** START Supplied data **

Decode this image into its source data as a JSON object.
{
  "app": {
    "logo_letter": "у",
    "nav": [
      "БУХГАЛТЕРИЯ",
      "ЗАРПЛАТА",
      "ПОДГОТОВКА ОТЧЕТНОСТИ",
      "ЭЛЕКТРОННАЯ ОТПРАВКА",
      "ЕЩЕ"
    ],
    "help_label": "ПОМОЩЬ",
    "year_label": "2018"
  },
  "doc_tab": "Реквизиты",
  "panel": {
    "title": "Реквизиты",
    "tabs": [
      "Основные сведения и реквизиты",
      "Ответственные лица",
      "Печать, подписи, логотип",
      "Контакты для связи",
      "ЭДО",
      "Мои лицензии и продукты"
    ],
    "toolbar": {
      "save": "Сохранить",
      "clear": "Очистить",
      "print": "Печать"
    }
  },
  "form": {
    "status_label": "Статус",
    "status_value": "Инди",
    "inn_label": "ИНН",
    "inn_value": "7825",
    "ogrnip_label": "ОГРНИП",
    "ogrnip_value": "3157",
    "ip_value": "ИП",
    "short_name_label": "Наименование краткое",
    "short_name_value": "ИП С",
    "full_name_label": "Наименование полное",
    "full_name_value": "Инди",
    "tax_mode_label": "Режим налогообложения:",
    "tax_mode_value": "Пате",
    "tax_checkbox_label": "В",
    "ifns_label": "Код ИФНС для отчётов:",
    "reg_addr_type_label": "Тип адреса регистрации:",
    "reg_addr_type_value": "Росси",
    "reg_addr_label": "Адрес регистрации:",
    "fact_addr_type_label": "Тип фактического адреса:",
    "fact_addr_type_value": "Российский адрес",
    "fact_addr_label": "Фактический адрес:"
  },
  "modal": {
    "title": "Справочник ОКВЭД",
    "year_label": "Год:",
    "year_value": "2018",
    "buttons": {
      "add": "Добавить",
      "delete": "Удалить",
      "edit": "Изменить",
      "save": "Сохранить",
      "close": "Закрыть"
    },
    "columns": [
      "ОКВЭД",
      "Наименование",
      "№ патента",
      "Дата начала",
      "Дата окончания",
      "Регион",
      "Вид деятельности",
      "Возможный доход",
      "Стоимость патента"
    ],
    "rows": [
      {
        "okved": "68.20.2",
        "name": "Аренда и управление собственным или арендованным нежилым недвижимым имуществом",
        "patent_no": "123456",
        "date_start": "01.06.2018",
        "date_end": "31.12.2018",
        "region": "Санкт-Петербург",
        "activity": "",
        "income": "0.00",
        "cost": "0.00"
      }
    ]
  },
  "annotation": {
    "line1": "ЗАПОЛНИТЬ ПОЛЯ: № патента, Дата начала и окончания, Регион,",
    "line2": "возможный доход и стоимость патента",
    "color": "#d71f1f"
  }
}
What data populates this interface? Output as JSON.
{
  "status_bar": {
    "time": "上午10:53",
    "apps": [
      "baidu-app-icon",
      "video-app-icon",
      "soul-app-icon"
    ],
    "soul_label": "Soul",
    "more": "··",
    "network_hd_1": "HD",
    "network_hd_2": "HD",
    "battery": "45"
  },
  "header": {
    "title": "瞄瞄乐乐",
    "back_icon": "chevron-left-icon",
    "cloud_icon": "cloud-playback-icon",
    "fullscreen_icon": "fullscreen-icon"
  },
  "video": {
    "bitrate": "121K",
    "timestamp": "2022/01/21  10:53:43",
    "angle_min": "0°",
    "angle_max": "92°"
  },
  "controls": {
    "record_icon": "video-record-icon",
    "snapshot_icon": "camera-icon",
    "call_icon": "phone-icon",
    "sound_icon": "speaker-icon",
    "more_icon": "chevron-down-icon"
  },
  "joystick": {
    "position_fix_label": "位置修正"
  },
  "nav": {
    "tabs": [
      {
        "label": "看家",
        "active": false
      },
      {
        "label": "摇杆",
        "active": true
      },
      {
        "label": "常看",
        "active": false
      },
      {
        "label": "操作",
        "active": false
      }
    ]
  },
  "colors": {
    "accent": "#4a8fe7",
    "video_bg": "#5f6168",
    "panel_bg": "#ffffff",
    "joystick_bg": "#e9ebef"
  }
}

** END Supplied data **

**Written task:**
Please reproduce all of the entries exactly as they stand.

**Output below:**
Decode this image into its source data as a JSON object.
{
  "app": {
    "logo_letter": "у",
    "nav": [
      "БУХГАЛТЕРИЯ",
      "ЗАРПЛАТА",
      "ПОДГОТОВКА ОТЧЕТНОСТИ",
      "ЭЛЕКТРОННАЯ ОТПРАВКА",
      "ЕЩЕ"
    ],
    "help_label": "ПОМОЩЬ",
    "year_label": "2018"
  },
  "doc_tab": "Реквизиты",
  "panel": {
    "title": "Реквизиты",
    "tabs": [
      "Основные сведения и реквизиты",
      "Ответственные лица",
      "Печать, подписи, логотип",
      "Контакты для связи",
      "ЭДО",
      "Мои лицензии и продукты"
    ],
    "toolbar": {
      "save": "Сохранить",
      "clear": "Очистить",
      "print": "Печать"
    }
  },
  "form": {
    "status_label": "Статус",
    "status_value": "Инди",
    "inn_label": "ИНН",
    "inn_value": "7825",
    "ogrnip_label": "ОГРНИП",
    "ogrnip_value": "3157",
    "ip_value": "ИП",
    "short_name_label": "Наименование краткое",
    "short_name_value": "ИП С",
    "full_name_label": "Наименование полное",
    "full_name_value": "Инди",
    "tax_mode_label": "Режим налогообложения:",
    "tax_mode_value": "Пате",
    "tax_checkbox_label": "В",
    "ifns_label": "Код ИФНС для отчётов:",
    "reg_addr_type_label": "Тип адреса регистрации:",
    "reg_addr_type_value": "Росси",
    "reg_addr_label": "Адрес регистрации:",
    "fact_addr_type_label": "Тип фактического адреса:",
    "fact_addr_type_value": "Российский адрес",
    "fact_addr_label": "Фактический адрес:"
  },
  "modal": {
    "title": "Справочник ОКВЭД",
    "year_label": "Год:",
    "year_value": "2018",
    "buttons": {
      "add": "Добавить",
      "delete": "Удалить",
      "edit": "Изменить",
      "save": "Сохранить",
      "close": "Закрыть"
    },
    "columns": [
      "ОКВЭД",
      "Наименование",
      "№ патента",
      "Дата начала",
      "Дата окончания",
      "Регион",
      "Вид деятельности",
      "Возможный доход",
      "Стоимость патента"
    ],
    "rows": [
      {
        "okved": "68.20.2",
        "name": "Аренда и управление собственным или арендованным нежилым недвижимым имуществом",
        "patent_no": "123456",
        "date_start": "01.06.2018",
        "date_end": "31.12.2018",
        "region": "Санкт-Петербург",
        "activity": "",
        "income": "0.00",
        "cost": "0.00"
      }
    ]
  },
  "annotation": {
    "line1": "ЗАПОЛНИТЬ ПОЛЯ: № патента, Дата начала и окончания, Регион,",
    "line2": "возможный доход и стоимость патента",
    "color": "#d71f1f"
  }
}
What data populates this interface? Output as JSON.
{
  "status_bar": {
    "time": "上午10:53",
    "apps": [
      "baidu-app-icon",
      "video-app-icon",
      "soul-app-icon"
    ],
    "soul_label": "Soul",
    "more": "··",
    "network_hd_1": "HD",
    "network_hd_2": "HD",
    "battery": "45"
  },
  "header": {
    "title": "瞄瞄乐乐",
    "back_icon": "chevron-left-icon",
    "cloud_icon": "cloud-playback-icon",
    "fullscreen_icon": "fullscreen-icon"
  },
  "video": {
    "bitrate": "121K",
    "timestamp": "2022/01/21  10:53:43",
    "angle_min": "0°",
    "angle_max": "92°"
  },
  "controls": {
    "record_icon": "video-record-icon",
    "snapshot_icon": "camera-icon",
    "call_icon": "phone-icon",
    "sound_icon": "speaker-icon",
    "more_icon": "chevron-down-icon"
  },
  "joystick": {
    "position_fix_label": "位置修正"
  },
  "nav": {
    "tabs": [
      {
        "label": "看家",
        "active": false
      },
      {
        "label": "摇杆",
        "active": true
      },
      {
        "label": "常看",
        "active": false
      },
      {
        "label": "操作",
        "active": false
      }
    ]
  },
  "colors": {
    "accent": "#4a8fe7",
    "video_bg": "#5f6168",
    "panel_bg": "#ffffff",
    "joystick_bg": "#e9ebef"
  }
}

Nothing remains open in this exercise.